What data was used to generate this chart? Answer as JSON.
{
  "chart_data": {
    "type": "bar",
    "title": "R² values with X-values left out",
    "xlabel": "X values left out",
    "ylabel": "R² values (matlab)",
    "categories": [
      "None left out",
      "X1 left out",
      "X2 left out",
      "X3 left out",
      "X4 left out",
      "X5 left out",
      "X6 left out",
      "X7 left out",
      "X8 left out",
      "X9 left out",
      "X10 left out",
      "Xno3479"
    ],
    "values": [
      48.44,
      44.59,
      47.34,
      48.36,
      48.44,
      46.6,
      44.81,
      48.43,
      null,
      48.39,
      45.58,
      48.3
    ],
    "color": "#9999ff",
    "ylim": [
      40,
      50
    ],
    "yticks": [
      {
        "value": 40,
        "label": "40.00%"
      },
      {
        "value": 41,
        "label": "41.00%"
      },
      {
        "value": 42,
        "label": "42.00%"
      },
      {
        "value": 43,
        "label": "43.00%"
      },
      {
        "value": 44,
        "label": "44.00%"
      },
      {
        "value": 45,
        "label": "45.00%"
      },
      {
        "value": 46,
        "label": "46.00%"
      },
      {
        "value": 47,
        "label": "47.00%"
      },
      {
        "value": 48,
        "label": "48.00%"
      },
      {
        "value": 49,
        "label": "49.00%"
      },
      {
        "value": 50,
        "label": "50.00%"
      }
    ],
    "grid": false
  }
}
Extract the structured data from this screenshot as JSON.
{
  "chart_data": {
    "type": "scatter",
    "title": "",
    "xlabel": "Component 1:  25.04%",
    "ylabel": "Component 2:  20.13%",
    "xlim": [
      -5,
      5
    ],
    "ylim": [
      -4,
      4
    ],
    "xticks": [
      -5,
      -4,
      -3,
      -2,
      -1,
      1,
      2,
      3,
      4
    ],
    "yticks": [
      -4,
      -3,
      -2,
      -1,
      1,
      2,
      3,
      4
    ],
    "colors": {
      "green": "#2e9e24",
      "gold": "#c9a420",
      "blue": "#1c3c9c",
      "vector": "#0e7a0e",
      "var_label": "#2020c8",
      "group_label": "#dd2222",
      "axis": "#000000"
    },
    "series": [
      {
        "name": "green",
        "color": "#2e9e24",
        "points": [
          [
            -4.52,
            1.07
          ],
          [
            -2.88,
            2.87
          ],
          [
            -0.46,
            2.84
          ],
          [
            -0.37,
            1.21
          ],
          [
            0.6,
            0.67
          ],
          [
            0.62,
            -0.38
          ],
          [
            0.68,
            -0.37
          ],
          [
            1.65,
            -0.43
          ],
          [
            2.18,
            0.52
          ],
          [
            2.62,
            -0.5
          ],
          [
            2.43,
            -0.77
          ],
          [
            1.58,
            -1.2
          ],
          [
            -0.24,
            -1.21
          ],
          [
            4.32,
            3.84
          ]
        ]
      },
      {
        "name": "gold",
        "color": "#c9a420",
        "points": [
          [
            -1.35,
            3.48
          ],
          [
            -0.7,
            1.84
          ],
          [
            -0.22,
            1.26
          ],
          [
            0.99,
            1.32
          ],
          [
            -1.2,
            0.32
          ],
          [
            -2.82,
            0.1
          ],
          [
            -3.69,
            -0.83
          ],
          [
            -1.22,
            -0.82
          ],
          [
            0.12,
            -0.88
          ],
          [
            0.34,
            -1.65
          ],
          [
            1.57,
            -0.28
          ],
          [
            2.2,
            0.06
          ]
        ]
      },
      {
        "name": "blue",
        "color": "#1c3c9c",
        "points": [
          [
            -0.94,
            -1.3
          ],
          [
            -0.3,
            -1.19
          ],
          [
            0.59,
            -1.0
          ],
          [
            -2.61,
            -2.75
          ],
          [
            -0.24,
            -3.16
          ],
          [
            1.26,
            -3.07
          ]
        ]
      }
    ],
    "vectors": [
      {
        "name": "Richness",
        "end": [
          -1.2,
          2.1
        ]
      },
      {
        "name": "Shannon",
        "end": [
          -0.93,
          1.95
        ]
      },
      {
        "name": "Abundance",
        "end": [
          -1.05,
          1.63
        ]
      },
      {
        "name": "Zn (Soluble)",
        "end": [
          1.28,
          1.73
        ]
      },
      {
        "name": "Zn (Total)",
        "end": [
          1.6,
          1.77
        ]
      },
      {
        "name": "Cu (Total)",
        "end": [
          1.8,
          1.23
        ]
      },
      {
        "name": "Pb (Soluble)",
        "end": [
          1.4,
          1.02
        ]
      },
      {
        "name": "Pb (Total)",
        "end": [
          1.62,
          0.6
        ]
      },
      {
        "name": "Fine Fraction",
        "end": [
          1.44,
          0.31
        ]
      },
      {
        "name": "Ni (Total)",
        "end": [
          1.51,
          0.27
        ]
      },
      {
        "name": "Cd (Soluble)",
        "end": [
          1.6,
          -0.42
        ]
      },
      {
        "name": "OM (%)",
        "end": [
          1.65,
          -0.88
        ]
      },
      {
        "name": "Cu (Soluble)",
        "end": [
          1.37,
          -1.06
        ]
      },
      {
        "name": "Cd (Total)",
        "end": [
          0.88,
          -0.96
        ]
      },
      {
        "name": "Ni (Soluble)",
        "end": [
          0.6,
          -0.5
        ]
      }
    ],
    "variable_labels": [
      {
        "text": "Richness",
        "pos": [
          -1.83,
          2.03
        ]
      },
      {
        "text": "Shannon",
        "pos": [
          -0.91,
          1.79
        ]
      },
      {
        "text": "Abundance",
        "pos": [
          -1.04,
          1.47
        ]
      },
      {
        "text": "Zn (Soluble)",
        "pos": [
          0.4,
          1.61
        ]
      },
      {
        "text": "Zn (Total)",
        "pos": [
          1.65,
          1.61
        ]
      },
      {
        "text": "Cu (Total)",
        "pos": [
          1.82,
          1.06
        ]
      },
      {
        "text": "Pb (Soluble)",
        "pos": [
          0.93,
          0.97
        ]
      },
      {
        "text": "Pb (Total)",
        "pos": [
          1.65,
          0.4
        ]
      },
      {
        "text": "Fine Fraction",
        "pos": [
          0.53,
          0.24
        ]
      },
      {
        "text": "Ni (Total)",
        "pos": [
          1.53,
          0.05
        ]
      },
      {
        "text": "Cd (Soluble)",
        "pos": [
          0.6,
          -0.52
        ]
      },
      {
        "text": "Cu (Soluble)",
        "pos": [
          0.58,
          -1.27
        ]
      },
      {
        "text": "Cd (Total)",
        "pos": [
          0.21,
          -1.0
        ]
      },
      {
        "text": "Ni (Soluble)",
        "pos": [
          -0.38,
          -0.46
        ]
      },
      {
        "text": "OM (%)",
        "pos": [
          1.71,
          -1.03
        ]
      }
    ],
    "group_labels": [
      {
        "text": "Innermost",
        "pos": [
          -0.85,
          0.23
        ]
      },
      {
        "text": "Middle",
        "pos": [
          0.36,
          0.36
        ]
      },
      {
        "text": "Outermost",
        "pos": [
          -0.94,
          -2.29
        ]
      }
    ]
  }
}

WHAT IS BEING ASKED | The entries above should be repeated exactly, every one of them.

EXPECTED ANSWER |
What data was used to generate this chart? Answer as JSON.
{
  "chart_data": {
    "type": "bar",
    "title": "R² values with X-values left out",
    "xlabel": "X values left out",
    "ylabel": "R² values (matlab)",
    "categories": [
      "None left out",
      "X1 left out",
      "X2 left out",
      "X3 left out",
      "X4 left out",
      "X5 left out",
      "X6 left out",
      "X7 left out",
      "X8 left out",
      "X9 left out",
      "X10 left out",
      "Xno3479"
    ],
    "values": [
      48.44,
      44.59,
      47.34,
      48.36,
      48.44,
      46.6,
      44.81,
      48.43,
      null,
      48.39,
      45.58,
      48.3
    ],
    "color": "#9999ff",
    "ylim": [
      40,
      50
    ],
    "yticks": [
      {
        "value": 40,
        "label": "40.00%"
      },
      {
        "value": 41,
        "label": "41.00%"
      },
      {
        "value": 42,
        "label": "42.00%"
      },
      {
        "value": 43,
        "label": "43.00%"
      },
      {
        "value": 44,
        "label": "44.00%"
      },
      {
        "value": 45,
        "label": "45.00%"
      },
      {
        "value": 46,
        "label": "46.00%"
      },
      {
        "value": 47,
        "label": "47.00%"
      },
      {
        "value": 48,
        "label": "48.00%"
      },
      {
        "value": 49,
        "label": "49.00%"
      },
      {
        "value": 50,
        "label": "50.00%"
      }
    ],
    "grid": false
  }
}
Extract the structured data from this screenshot as JSON.
{
  "chart_data": {
    "type": "scatter",
    "title": "",
    "xlabel": "Component 1:  25.04%",
    "ylabel": "Component 2:  20.13%",
    "xlim": [
      -5,
      5
    ],
    "ylim": [
      -4,
      4
    ],
    "xticks": [
      -5,
      -4,
      -3,
      -2,
      -1,
      1,
      2,
      3,
      4
    ],
    "yticks": [
      -4,
      -3,
      -2,
      -1,
      1,
      2,
      3,
      4
    ],
    "colors": {
      "green": "#2e9e24",
      "gold": "#c9a420",
      "blue": "#1c3c9c",
      "vector": "#0e7a0e",
      "var_label": "#2020c8",
      "group_label": "#dd2222",
      "axis": "#000000"
    },
    "series": [
      {
        "name": "green",
        "color": "#2e9e24",
        "points": [
          [
            -4.52,
            1.07
          ],
          [
            -2.88,
            2.87
          ],
          [
            -0.46,
            2.84
          ],
          [
            -0.37,
            1.21
          ],
          [
            0.6,
            0.67
          ],
          [
            0.62,
            -0.38
          ],
          [
            0.68,
            -0.37
          ],
          [
            1.65,
            -0.43
          ],
          [
            2.18,
            0.52
          ],
          [
            2.62,
            -0.5
          ],
          [
            2.43,
            -0.77
          ],
          [
            1.58,
            -1.2
          ],
          [
            -0.24,
            -1.21
          ],
          [
            4.32,
            3.84
          ]
        ]
      },
      {
        "name": "gold",
        "color": "#c9a420",
        "points": [
          [
            -1.35,
            3.48
          ],
          [
            -0.7,
            1.84
          ],
          [
            -0.22,
            1.26
          ],
          [
            0.99,
            1.32
          ],
          [
            -1.2,
            0.32
          ],
          [
            -2.82,
            0.1
          ],
          [
            -3.69,
            -0.83
          ],
          [
            -1.22,
            -0.82
          ],
          [
            0.12,
            -0.88
          ],
          [
            0.34,
            -1.65
          ],
          [
            1.57,
            -0.28
          ],
          [
            2.2,
            0.06
          ]
        ]
      },
      {
        "name": "blue",
        "color": "#1c3c9c",
        "points": [
          [
            -0.94,
            -1.3
          ],
          [
            -0.3,
            -1.19
          ],
          [
            0.59,
            -1.0
          ],
          [
            -2.61,
            -2.75
          ],
          [
            -0.24,
            -3.16
          ],
          [
            1.26,
            -3.07
          ]
        ]
      }
    ],
    "vectors": [
      {
        "name": "Richness",
        "end": [
          -1.2,
          2.1
        ]
      },
      {
        "name": "Shannon",
        "end": [
          -0.93,
          1.95
        ]
      },
      {
        "name": "Abundance",
        "end": [
          -1.05,
          1.63
        ]
      },
      {
        "name": "Zn (Soluble)",
        "end": [
          1.28,
          1.73
        ]
      },
      {
        "name": "Zn (Total)",
        "end": [
          1.6,
          1.77
        ]
      },
      {
        "name": "Cu (Total)",
        "end": [
          1.8,
          1.23
        ]
      },
      {
        "name": "Pb (Soluble)",
        "end": [
          1.4,
          1.02
        ]
      },
      {
        "name": "Pb (Total)",
        "end": [
          1.62,
          0.6
        ]
      },
      {
        "name": "Fine Fraction",
        "end": [
          1.44,
          0.31
        ]
      },
      {
        "name": "Ni (Total)",
        "end": [
          1.51,
          0.27
        ]
      },
      {
        "name": "Cd (Soluble)",
        "end": [
          1.6,
          -0.42
        ]
      },
      {
        "name": "OM (%)",
        "end": [
          1.65,
          -0.88
        ]
      },
      {
        "name": "Cu (Soluble)",
        "end": [
          1.37,
          -1.06
        ]
      },
      {
        "name": "Cd (Total)",
        "end": [
          0.88,
          -0.96
        ]
      },
      {
        "name": "Ni (Soluble)",
        "end": [
          0.6,
          -0.5
        ]
      }
    ],
    "variable_labels": [
      {
        "text": "Richness",
        "pos": [
          -1.83,
          2.03
        ]
      },
      {
        "text": "Shannon",
        "pos": [
          -0.91,
          1.79
        ]
      },
      {
        "text": "Abundance",
        "pos": [
          -1.04,
          1.47
        ]
      },
      {
        "text": "Zn (Soluble)",
        "pos": [
          0.4,
          1.61
        ]
      },
      {
        "text": "Zn (Total)",
        "pos": [
          1.65,
          1.61
        ]
      },
      {
        "text": "Cu (Total)",
        "pos": [
          1.82,
          1.06
        ]
      },
      {
        "text": "Pb (Soluble)",
        "pos": [
          0.93,
          0.97
        ]
      },
      {
        "text": "Pb (Total)",
        "pos": [
          1.65,
          0.4
        ]
      },
      {
        "text": "Fine Fraction",
        "pos": [
          0.53,
          0.24
        ]
      },
      {
        "text": "Ni (Total)",
        "pos": [
          1.53,
          0.05
        ]
      },
      {
        "text": "Cd (Soluble)",
        "pos": [
          0.6,
          -0.52
        ]
      },
      {
        "text": "Cu (Soluble)",
        "pos": [
          0.58,
          -1.27
        ]
      },
      {
        "text": "Cd (Total)",
        "pos": [
          0.21,
          -1.0
        ]
      },
      {
        "text": "Ni (Soluble)",
        "pos": [
          -0.38,
          -0.46
        ]
      },
      {
        "text": "OM (%)",
        "pos": [
          1.71,
          -1.03
        ]
      }
    ],
    "group_labels": [
      {
        "text": "Innermost",
        "pos": [
          -0.85,
          0.23
        ]
      },
      {
        "text": "Middle",
        "pos": [
          0.36,
          0.36
        ]
      },
      {
        "text": "Outermost",
        "pos": [
          -0.94,
          -2.29
        ]
      }
    ]
  }
}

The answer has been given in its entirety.